» Requirement
Scan the material below for the string "JSON", and copy every line where it shows up.

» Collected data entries
↓↓↓

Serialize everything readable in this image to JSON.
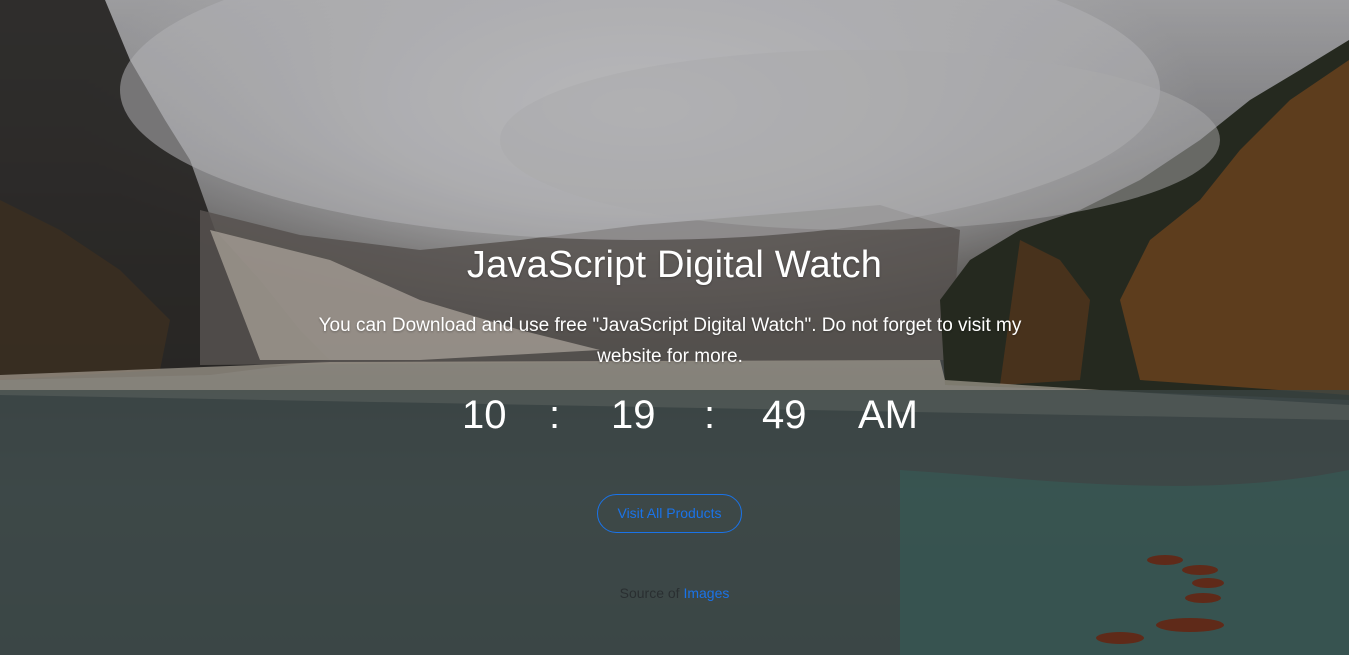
{
  "page": {
    "title": "JavaScript Digital Watch",
    "description": "You can Download and use free \"JavaScript Digital Watch\". Do not forget to visit my website for more."
  },
  "clock": {
    "hours": "10",
    "separator1": ":",
    "minutes": "19",
    "separator2": ":",
    "seconds": "49",
    "period": "AM"
  },
  "cta": {
    "label": "Visit All Products"
  },
  "source": {
    "prefix": "Source of",
    "link_label": "Images"
  },
  "colors": {
    "accent": "#1a73e8",
    "text": "#ffffff"
  }
}
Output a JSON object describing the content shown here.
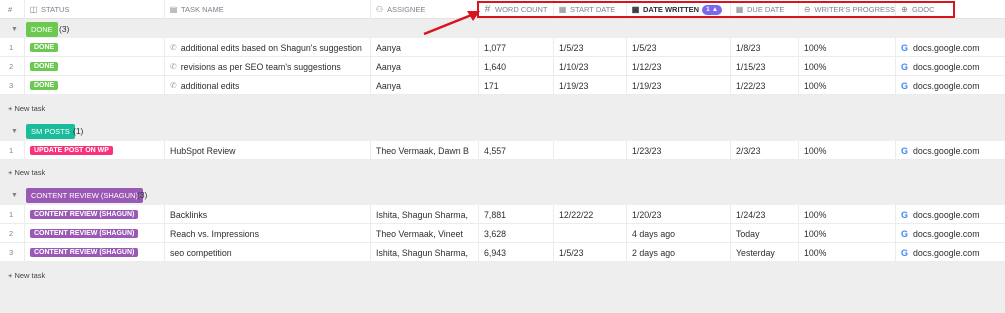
{
  "header": {
    "num": "#",
    "status": "STATUS",
    "task_name": "TASK NAME",
    "assignee": "ASSIGNEE",
    "word_count": "WORD COUNT",
    "start_date": "START DATE",
    "date_written": "DATE WRITTEN",
    "sort_badge": "1",
    "sort_arrow": "▲",
    "due_date": "DUE DATE",
    "writers_progress": "WRITER'S PROGRESS",
    "gdoc": "GDOC"
  },
  "groups": [
    {
      "name": "DONE",
      "count": "(3)",
      "color": "#6bc950",
      "rows": [
        {
          "num": "1",
          "status": "DONE",
          "task": "additional edits based on Shagun's suggestion",
          "assignee": "Aanya",
          "word_count": "1,077",
          "start_date": "1/5/23",
          "date_written": "1/5/23",
          "due_date": "1/8/23",
          "progress": "100%",
          "gdoc": "docs.google.com"
        },
        {
          "num": "2",
          "status": "DONE",
          "task": "revisions as per SEO team's suggestions",
          "assignee": "Aanya",
          "word_count": "1,640",
          "start_date": "1/10/23",
          "date_written": "1/12/23",
          "due_date": "1/15/23",
          "progress": "100%",
          "gdoc": "docs.google.com"
        },
        {
          "num": "3",
          "status": "DONE",
          "task": "additional edits",
          "assignee": "Aanya",
          "word_count": "171",
          "start_date": "1/19/23",
          "date_written": "1/19/23",
          "due_date": "1/22/23",
          "progress": "100%",
          "gdoc": "docs.google.com"
        }
      ]
    },
    {
      "name": "SM POSTS",
      "count": "(1)",
      "color": "#1bbc9c",
      "rows": [
        {
          "num": "1",
          "status": "UPDATE POST ON WP",
          "status_color": "#f9327b",
          "task": "HubSpot Review",
          "assignee": "Theo Vermaak, Dawn B",
          "word_count": "4,557",
          "start_date": "",
          "date_written": "1/23/23",
          "due_date": "2/3/23",
          "progress": "100%",
          "gdoc": "docs.google.com"
        }
      ]
    },
    {
      "name": "CONTENT REVIEW (SHAGUN)",
      "count": "(3)",
      "color": "#9b59b6",
      "rows": [
        {
          "num": "1",
          "status": "CONTENT REVIEW (SHAGUN)",
          "task": "Backlinks",
          "assignee": "Ishita, Shagun Sharma,",
          "word_count": "7,881",
          "start_date": "12/22/22",
          "date_written": "1/20/23",
          "due_date": "1/24/23",
          "progress": "100%",
          "gdoc": "docs.google.com"
        },
        {
          "num": "2",
          "status": "CONTENT REVIEW (SHAGUN)",
          "task": "Reach vs. Impressions",
          "assignee": "Theo Vermaak, Vineet",
          "word_count": "3,628",
          "start_date": "",
          "date_written": "4 days ago",
          "due_date": "Today",
          "progress": "100%",
          "gdoc": "docs.google.com"
        },
        {
          "num": "3",
          "status": "CONTENT REVIEW (SHAGUN)",
          "task": "seo competition",
          "assignee": "Ishita, Shagun Sharma,",
          "word_count": "6,943",
          "start_date": "1/5/23",
          "date_written": "2 days ago",
          "due_date": "Yesterday",
          "progress": "100%",
          "gdoc": "docs.google.com"
        }
      ]
    }
  ],
  "new_task_label": "+ New task",
  "colors": {
    "highlight": "#d8151f",
    "sort_pill": "#7b68ee"
  }
}
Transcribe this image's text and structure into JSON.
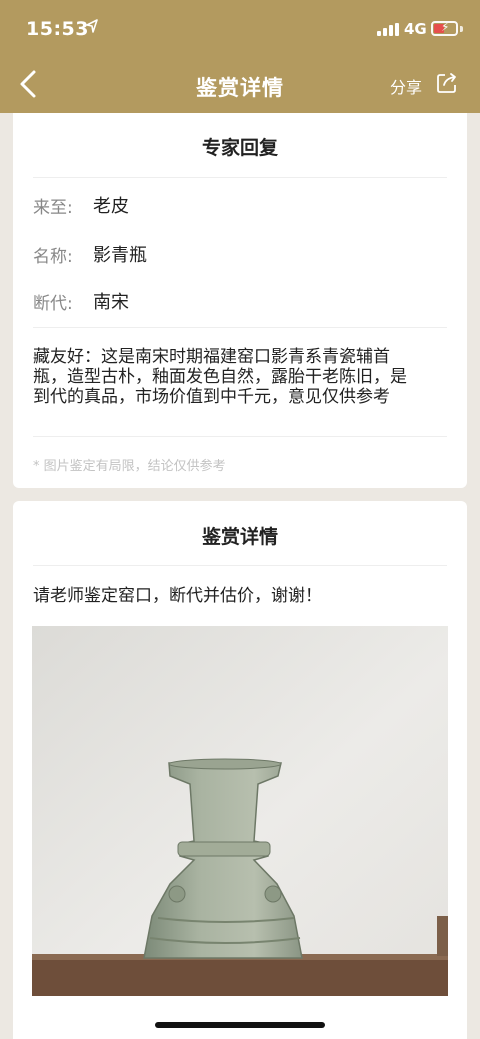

↑↑↑

» Complete answer
Serialize everything readable in this image to JSON.
Output a JSON object describing the content shown here.
Transcribe this image's text and structure into JSON.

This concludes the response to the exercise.